INSTRUCTIONS TO FOLLOW
Below are some records; repeat them all exactly, minus the pictures.

Stored items from a collection
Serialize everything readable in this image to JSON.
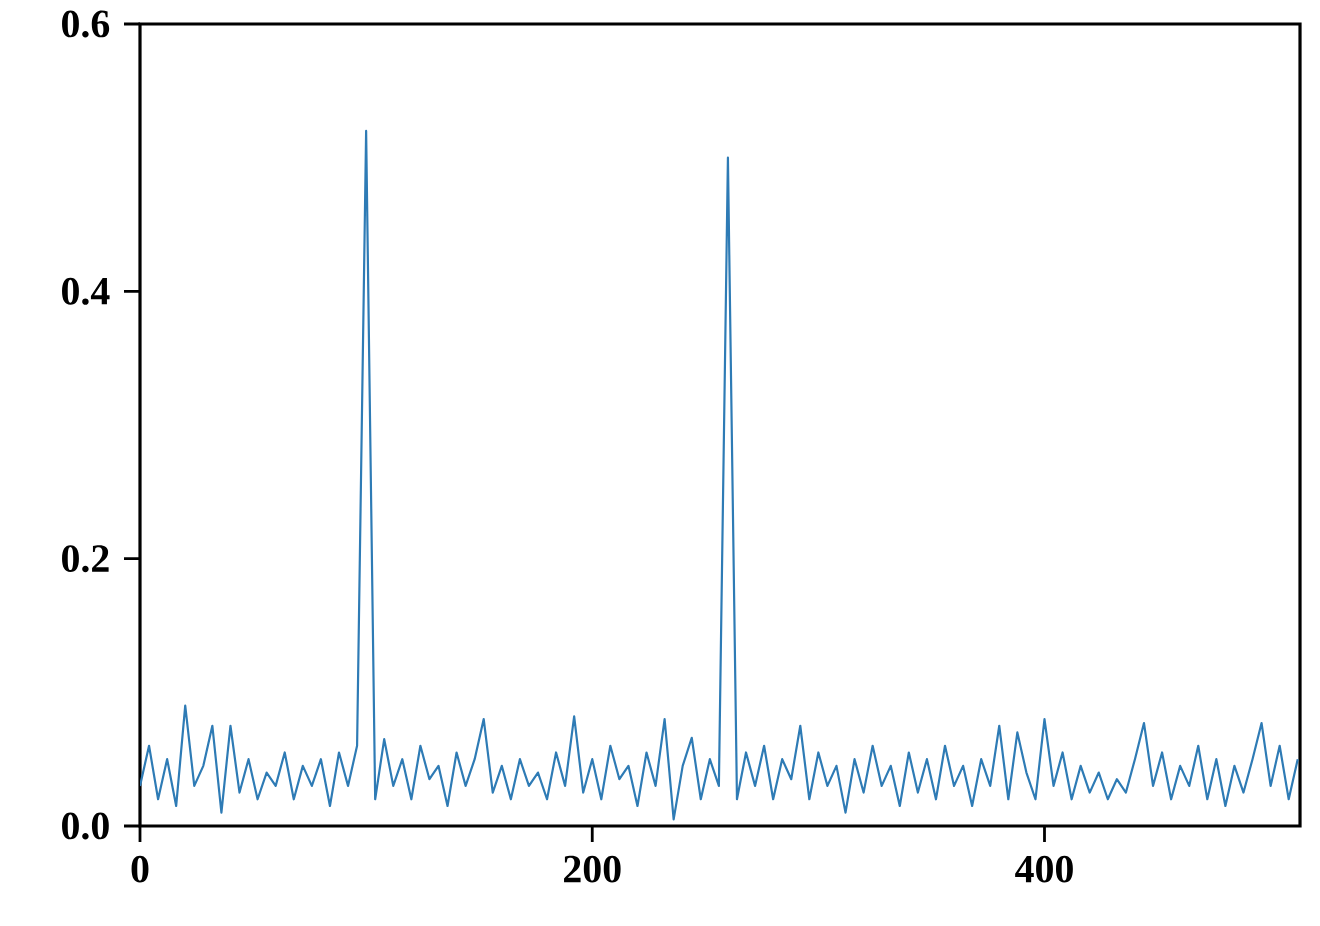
{
  "chart_data": {
    "type": "line",
    "x": [
      0,
      4,
      8,
      12,
      16,
      20,
      24,
      28,
      32,
      36,
      40,
      44,
      48,
      52,
      56,
      60,
      64,
      68,
      72,
      76,
      80,
      84,
      88,
      92,
      96,
      100,
      104,
      108,
      112,
      116,
      120,
      124,
      128,
      132,
      136,
      140,
      144,
      148,
      152,
      156,
      160,
      164,
      168,
      172,
      176,
      180,
      184,
      188,
      192,
      196,
      200,
      204,
      208,
      212,
      216,
      220,
      224,
      228,
      232,
      236,
      240,
      244,
      248,
      252,
      256,
      260,
      264,
      268,
      272,
      276,
      280,
      284,
      288,
      292,
      296,
      300,
      304,
      308,
      312,
      316,
      320,
      324,
      328,
      332,
      336,
      340,
      344,
      348,
      352,
      356,
      360,
      364,
      368,
      372,
      376,
      380,
      384,
      388,
      392,
      396,
      400,
      404,
      408,
      412,
      416,
      420,
      424,
      428,
      432,
      436,
      440,
      444,
      448,
      452,
      456,
      460,
      464,
      468,
      472,
      476,
      480,
      484,
      488,
      492,
      496,
      500,
      504,
      508,
      512
    ],
    "series": [
      {
        "color": "#2e7bb5",
        "values": [
          0.03,
          0.06,
          0.02,
          0.05,
          0.015,
          0.09,
          0.03,
          0.045,
          0.075,
          0.01,
          0.075,
          0.025,
          0.05,
          0.02,
          0.04,
          0.03,
          0.055,
          0.02,
          0.045,
          0.03,
          0.05,
          0.015,
          0.055,
          0.03,
          0.06,
          0.52,
          0.02,
          0.065,
          0.03,
          0.05,
          0.02,
          0.06,
          0.035,
          0.045,
          0.015,
          0.055,
          0.03,
          0.05,
          0.08,
          0.025,
          0.045,
          0.02,
          0.05,
          0.03,
          0.04,
          0.02,
          0.055,
          0.03,
          0.082,
          0.025,
          0.05,
          0.02,
          0.06,
          0.035,
          0.045,
          0.015,
          0.055,
          0.03,
          0.08,
          0.005,
          0.045,
          0.066,
          0.02,
          0.05,
          0.03,
          0.5,
          0.02,
          0.055,
          0.03,
          0.06,
          0.02,
          0.05,
          0.035,
          0.075,
          0.02,
          0.055,
          0.03,
          0.045,
          0.01,
          0.05,
          0.025,
          0.06,
          0.03,
          0.045,
          0.015,
          0.055,
          0.025,
          0.05,
          0.02,
          0.06,
          0.03,
          0.045,
          0.015,
          0.05,
          0.03,
          0.075,
          0.02,
          0.07,
          0.04,
          0.02,
          0.08,
          0.03,
          0.055,
          0.02,
          0.045,
          0.025,
          0.04,
          0.02,
          0.035,
          0.025,
          0.05,
          0.077,
          0.03,
          0.055,
          0.02,
          0.045,
          0.03,
          0.06,
          0.02,
          0.05,
          0.015,
          0.045,
          0.025,
          0.05,
          0.077,
          0.03,
          0.06,
          0.02,
          0.05
        ]
      }
    ],
    "xlim": [
      0,
      513
    ],
    "ylim": [
      0,
      0.6
    ],
    "xticks": [
      0,
      200,
      400
    ],
    "yticks": [
      {
        "value": 0,
        "label": "0.0"
      },
      {
        "value": 0.2,
        "label": "0.2"
      },
      {
        "value": 0.4,
        "label": "0.4"
      },
      {
        "value": 0.6,
        "label": "0.6"
      }
    ]
  }
}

COMPLETE OUTPUT
Serialize everything readable in this image to JSON.
{
  "chart_data": {
    "type": "line",
    "x": [
      0,
      4,
      8,
      12,
      16,
      20,
      24,
      28,
      32,
      36,
      40,
      44,
      48,
      52,
      56,
      60,
      64,
      68,
      72,
      76,
      80,
      84,
      88,
      92,
      96,
      100,
      104,
      108,
      112,
      116,
      120,
      124,
      128,
      132,
      136,
      140,
      144,
      148,
      152,
      156,
      160,
      164,
      168,
      172,
      176,
      180,
      184,
      188,
      192,
      196,
      200,
      204,
      208,
      212,
      216,
      220,
      224,
      228,
      232,
      236,
      240,
      244,
      248,
      252,
      256,
      260,
      264,
      268,
      272,
      276,
      280,
      284,
      288,
      292,
      296,
      300,
      304,
      308,
      312,
      316,
      320,
      324,
      328,
      332,
      336,
      340,
      344,
      348,
      352,
      356,
      360,
      364,
      368,
      372,
      376,
      380,
      384,
      388,
      392,
      396,
      400,
      404,
      408,
      412,
      416,
      420,
      424,
      428,
      432,
      436,
      440,
      444,
      448,
      452,
      456,
      460,
      464,
      468,
      472,
      476,
      480,
      484,
      488,
      492,
      496,
      500,
      504,
      508,
      512
    ],
    "series": [
      {
        "color": "#2e7bb5",
        "values": [
          0.03,
          0.06,
          0.02,
          0.05,
          0.015,
          0.09,
          0.03,
          0.045,
          0.075,
          0.01,
          0.075,
          0.025,
          0.05,
          0.02,
          0.04,
          0.03,
          0.055,
          0.02,
          0.045,
          0.03,
          0.05,
          0.015,
          0.055,
          0.03,
          0.06,
          0.52,
          0.02,
          0.065,
          0.03,
          0.05,
          0.02,
          0.06,
          0.035,
          0.045,
          0.015,
          0.055,
          0.03,
          0.05,
          0.08,
          0.025,
          0.045,
          0.02,
          0.05,
          0.03,
          0.04,
          0.02,
          0.055,
          0.03,
          0.082,
          0.025,
          0.05,
          0.02,
          0.06,
          0.035,
          0.045,
          0.015,
          0.055,
          0.03,
          0.08,
          0.005,
          0.045,
          0.066,
          0.02,
          0.05,
          0.03,
          0.5,
          0.02,
          0.055,
          0.03,
          0.06,
          0.02,
          0.05,
          0.035,
          0.075,
          0.02,
          0.055,
          0.03,
          0.045,
          0.01,
          0.05,
          0.025,
          0.06,
          0.03,
          0.045,
          0.015,
          0.055,
          0.025,
          0.05,
          0.02,
          0.06,
          0.03,
          0.045,
          0.015,
          0.05,
          0.03,
          0.075,
          0.02,
          0.07,
          0.04,
          0.02,
          0.08,
          0.03,
          0.055,
          0.02,
          0.045,
          0.025,
          0.04,
          0.02,
          0.035,
          0.025,
          0.05,
          0.077,
          0.03,
          0.055,
          0.02,
          0.045,
          0.03,
          0.06,
          0.02,
          0.05,
          0.015,
          0.045,
          0.025,
          0.05,
          0.077,
          0.03,
          0.06,
          0.02,
          0.05
        ]
      }
    ],
    "xlim": [
      0,
      513
    ],
    "ylim": [
      0,
      0.6
    ],
    "xticks": [
      0,
      200,
      400
    ],
    "yticks": [
      {
        "value": 0,
        "label": "0.0"
      },
      {
        "value": 0.2,
        "label": "0.2"
      },
      {
        "value": 0.4,
        "label": "0.4"
      },
      {
        "value": 0.6,
        "label": "0.6"
      }
    ]
  }
}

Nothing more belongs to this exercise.